TASK GOAL: Count the lines in the listing below that contain the string "more", and give only the number.

THE RECORDS:
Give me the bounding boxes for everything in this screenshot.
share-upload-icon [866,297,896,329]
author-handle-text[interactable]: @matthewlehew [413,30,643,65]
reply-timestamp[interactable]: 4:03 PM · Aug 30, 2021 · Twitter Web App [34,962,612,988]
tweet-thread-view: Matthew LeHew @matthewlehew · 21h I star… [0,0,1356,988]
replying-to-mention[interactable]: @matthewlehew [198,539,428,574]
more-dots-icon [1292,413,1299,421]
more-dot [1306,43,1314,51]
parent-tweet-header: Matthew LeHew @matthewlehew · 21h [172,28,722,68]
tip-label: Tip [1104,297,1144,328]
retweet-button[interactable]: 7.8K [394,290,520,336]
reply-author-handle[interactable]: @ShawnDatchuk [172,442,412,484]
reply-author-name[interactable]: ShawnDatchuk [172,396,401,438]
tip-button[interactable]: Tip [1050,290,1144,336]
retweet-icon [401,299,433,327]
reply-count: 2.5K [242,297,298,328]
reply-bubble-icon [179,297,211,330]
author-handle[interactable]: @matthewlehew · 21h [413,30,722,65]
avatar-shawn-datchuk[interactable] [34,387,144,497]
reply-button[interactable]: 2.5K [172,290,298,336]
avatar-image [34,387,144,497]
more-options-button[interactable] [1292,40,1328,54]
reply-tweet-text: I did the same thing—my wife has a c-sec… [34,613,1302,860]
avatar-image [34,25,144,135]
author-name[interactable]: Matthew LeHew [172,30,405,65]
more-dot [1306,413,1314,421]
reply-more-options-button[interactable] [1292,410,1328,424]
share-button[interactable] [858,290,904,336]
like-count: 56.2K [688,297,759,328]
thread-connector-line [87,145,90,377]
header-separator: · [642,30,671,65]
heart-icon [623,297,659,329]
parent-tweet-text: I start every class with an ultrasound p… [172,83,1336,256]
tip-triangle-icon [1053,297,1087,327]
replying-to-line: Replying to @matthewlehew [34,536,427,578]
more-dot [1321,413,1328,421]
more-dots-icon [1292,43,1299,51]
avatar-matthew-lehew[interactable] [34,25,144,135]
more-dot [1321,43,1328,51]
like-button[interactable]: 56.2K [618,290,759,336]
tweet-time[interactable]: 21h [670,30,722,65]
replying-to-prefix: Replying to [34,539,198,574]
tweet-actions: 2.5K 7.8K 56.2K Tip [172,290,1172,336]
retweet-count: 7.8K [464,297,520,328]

SOLUTION: 8